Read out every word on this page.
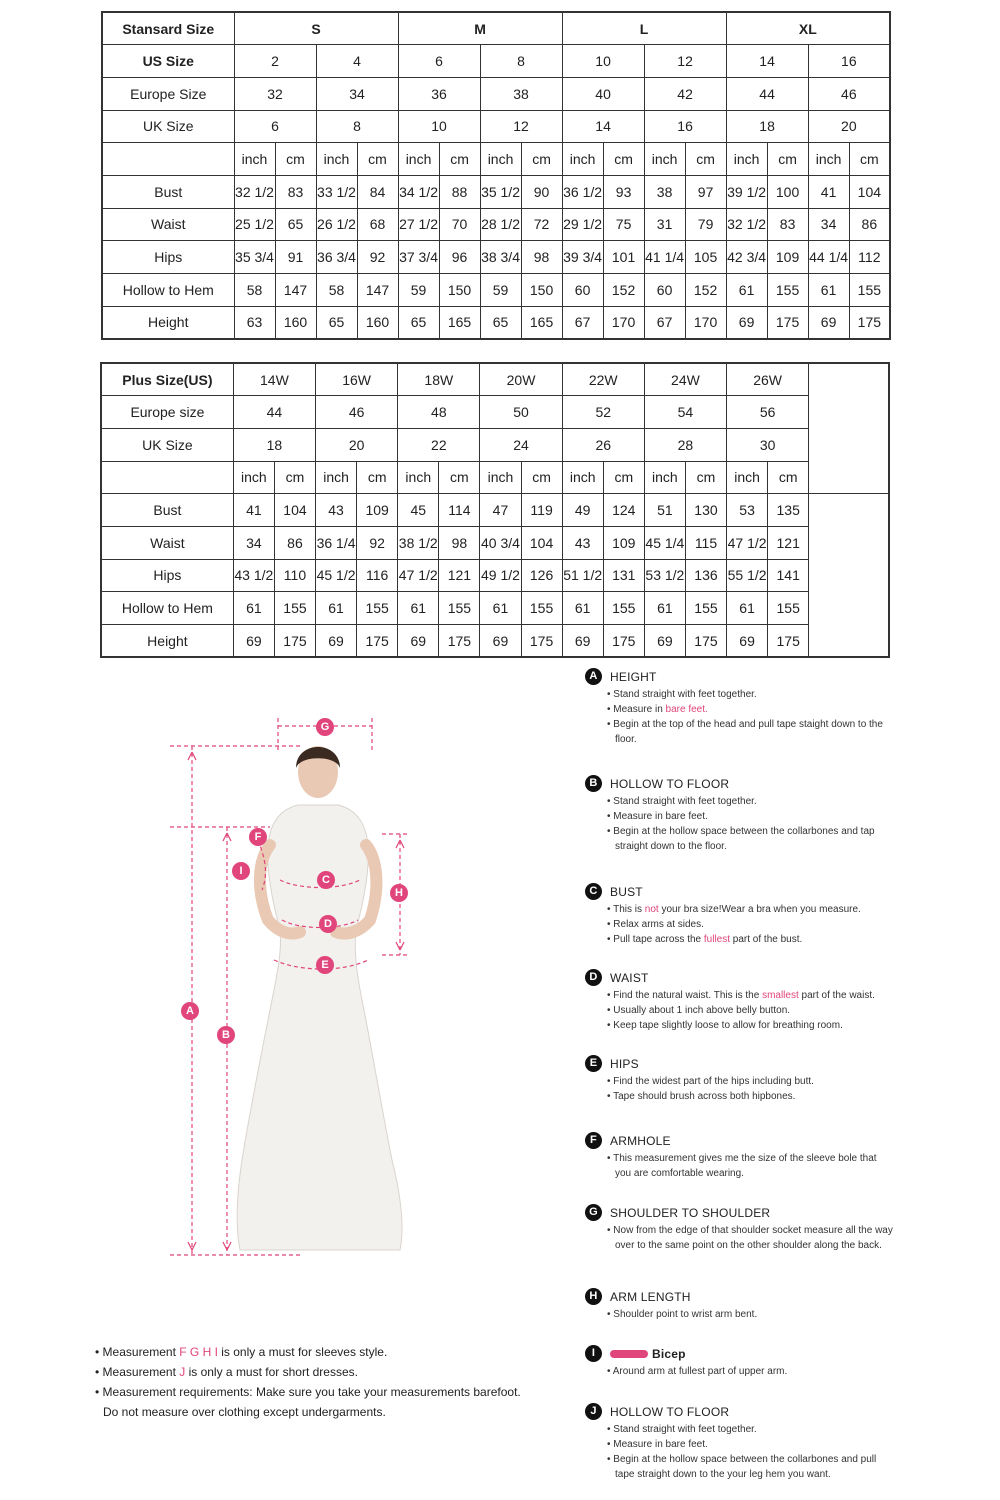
Stansard Size	S				M				L				XL			
US Size	2		4		6		8		10		12		14		16	
Europe Size	32		34		36		38		40		42		44		46	
UK Size	6		8		10		12		14		16		18		20	
	inch	cm	inch	cm	inch	cm	inch	cm	inch	cm	inch	cm	inch	cm	inch	cm
Bust	32 1/2	83	33 1/2	84	34 1/2	88	35 1/2	90	36 1/2	93	38	97	39 1/2	100	41	104
Waist	25 1/2	65	26 1/2	68	27 1/2	70	28 1/2	72	29 1/2	75	31	79	32 1/2	83	34	86
Hips	35 3/4	91	36 3/4	92	37 3/4	96	38 3/4	98	39 3/4	101	41 1/4	105	42 3/4	109	44 1/4	112
Hollow to Hem	58	147	58	147	59	150	59	150	60	152	60	152	61	155	61	155
Height	63	160	65	160	65	165	65	165	67	170	67	170	69	175	69	175
Plus Size(US)	14W		16W		18W		20W		22W		24W		26W		
Europe size	44		46		48		50		52		54		56		
UK Size	18		20		22		24		26		28		30		
	inch	cm	inch	cm	inch	cm	inch	cm	inch	cm	inch	cm	inch	cm	
Bust	41	104	43	109	45	114	47	119	49	124	51	130	53	135	
Waist	34	86	36 1/4	92	38 1/2	98	40 3/4	104	43	109	45 1/4	115	47 1/2	121	
Hips	43 1/2	110	45 1/2	116	47 1/2	121	49 1/2	126	51 1/2	131	53 1/2	136	55 1/2	141	
Hollow to Hem	61	155	61	155	61	155	61	155	61	155	61	155	61	155	
Height	69	175	69	175	69	175	69	175	69	175	69	175	69	175	
A
B
C
D
E
F
G
H
I
• Measurement F G H I is only a must for sleeves style.
• Measurement J is only a must for short dresses.
• Measurement requirements: Make sure you take your measurements barefoot.
Do not measure over clothing except undergarments.
A	HEIGHT
• Stand straight with feet together.
• Measure in bare feet.
• Begin at the top of the head and pull tape staight down to the floor.
B	HOLLOW TO FLOOR
• Stand straight with feet together.
• Measure in bare feet.
• Begin at the hollow space between the collarbones and tap straight down to the floor.
C	BUST
• This is not your bra size!Wear a bra when you measure.
• Relax arms at sides.
• Pull tape across the fullest part of the bust.
D	WAIST
• Find the natural waist. This is the smallest part of the waist.
• Usually about 1 inch above belly button.
• Keep tape slightly loose to allow for breathing room.
E	HIPS
• Find the widest part of the hips including butt.
• Tape should brush across both hipbones.
F	ARMHOLE
• This measurement gives me the size of the sleeve bole that you are comfortable wearing.
G	SHOULDER TO SHOULDER
• Now from the edge of that shoulder socket measure all the way over to the same point on the other shoulder along the back.
H	ARM LENGTH
• Shoulder point to wrist arm bent.
I	Bicep
• Around arm at fullest part of upper arm.
J	HOLLOW TO FLOOR
• Stand straight with feet together.
• Measure in bare feet.
• Begin at the hollow space between the collarbones and pull tape straight down to the your leg hem you want.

== == ==

Set task
Your task is to return the entries above exactly, with no pictures.

Answer to this task
Read out every word on this page.
Stansard Size	S				M				L				XL			
US Size	2		4		6		8		10		12		14		16	
Europe Size	32		34		36		38		40		42		44		46	
UK Size	6		8		10		12		14		16		18		20	
	inch	cm	inch	cm	inch	cm	inch	cm	inch	cm	inch	cm	inch	cm	inch	cm
Bust	32 1/2	83	33 1/2	84	34 1/2	88	35 1/2	90	36 1/2	93	38	97	39 1/2	100	41	104
Waist	25 1/2	65	26 1/2	68	27 1/2	70	28 1/2	72	29 1/2	75	31	79	32 1/2	83	34	86
Hips	35 3/4	91	36 3/4	92	37 3/4	96	38 3/4	98	39 3/4	101	41 1/4	105	42 3/4	109	44 1/4	112
Hollow to Hem	58	147	58	147	59	150	59	150	60	152	60	152	61	155	61	155
Height	63	160	65	160	65	165	65	165	67	170	67	170	69	175	69	175
Plus Size(US)	14W		16W		18W		20W		22W		24W		26W		
Europe size	44		46		48		50		52		54		56		
UK Size	18		20		22		24		26		28		30		
	inch	cm	inch	cm	inch	cm	inch	cm	inch	cm	inch	cm	inch	cm	
Bust	41	104	43	109	45	114	47	119	49	124	51	130	53	135	
Waist	34	86	36 1/4	92	38 1/2	98	40 3/4	104	43	109	45 1/4	115	47 1/2	121	
Hips	43 1/2	110	45 1/2	116	47 1/2	121	49 1/2	126	51 1/2	131	53 1/2	136	55 1/2	141	
Hollow to Hem	61	155	61	155	61	155	61	155	61	155	61	155	61	155	
Height	69	175	69	175	69	175	69	175	69	175	69	175	69	175	
A
B
C
D
E
F
G
H
I
• Measurement F G H I is only a must for sleeves style.
• Measurement J is only a must for short dresses.
• Measurement requirements: Make sure you take your measurements barefoot.
Do not measure over clothing except undergarments.
A	HEIGHT
• Stand straight with feet together.
• Measure in bare feet.
• Begin at the top of the head and pull tape staight down to the floor.
B	HOLLOW TO FLOOR
• Stand straight with feet together.
• Measure in bare feet.
• Begin at the hollow space between the collarbones and tap straight down to the floor.
C	BUST
• This is not your bra size!Wear a bra when you measure.
• Relax arms at sides.
• Pull tape across the fullest part of the bust.
D	WAIST
• Find the natural waist. This is the smallest part of the waist.
• Usually about 1 inch above belly button.
• Keep tape slightly loose to allow for breathing room.
E	HIPS
• Find the widest part of the hips including butt.
• Tape should brush across both hipbones.
F	ARMHOLE
• This measurement gives me the size of the sleeve bole that you are comfortable wearing.
G	SHOULDER TO SHOULDER
• Now from the edge of that shoulder socket measure all the way over to the same point on the other shoulder along the back.
H	ARM LENGTH
• Shoulder point to wrist arm bent.
I	Bicep
• Around arm at fullest part of upper arm.
J	HOLLOW TO FLOOR
• Stand straight with feet together.
• Measure in bare feet.
• Begin at the hollow space between the collarbones and pull tape straight down to the your leg hem you want.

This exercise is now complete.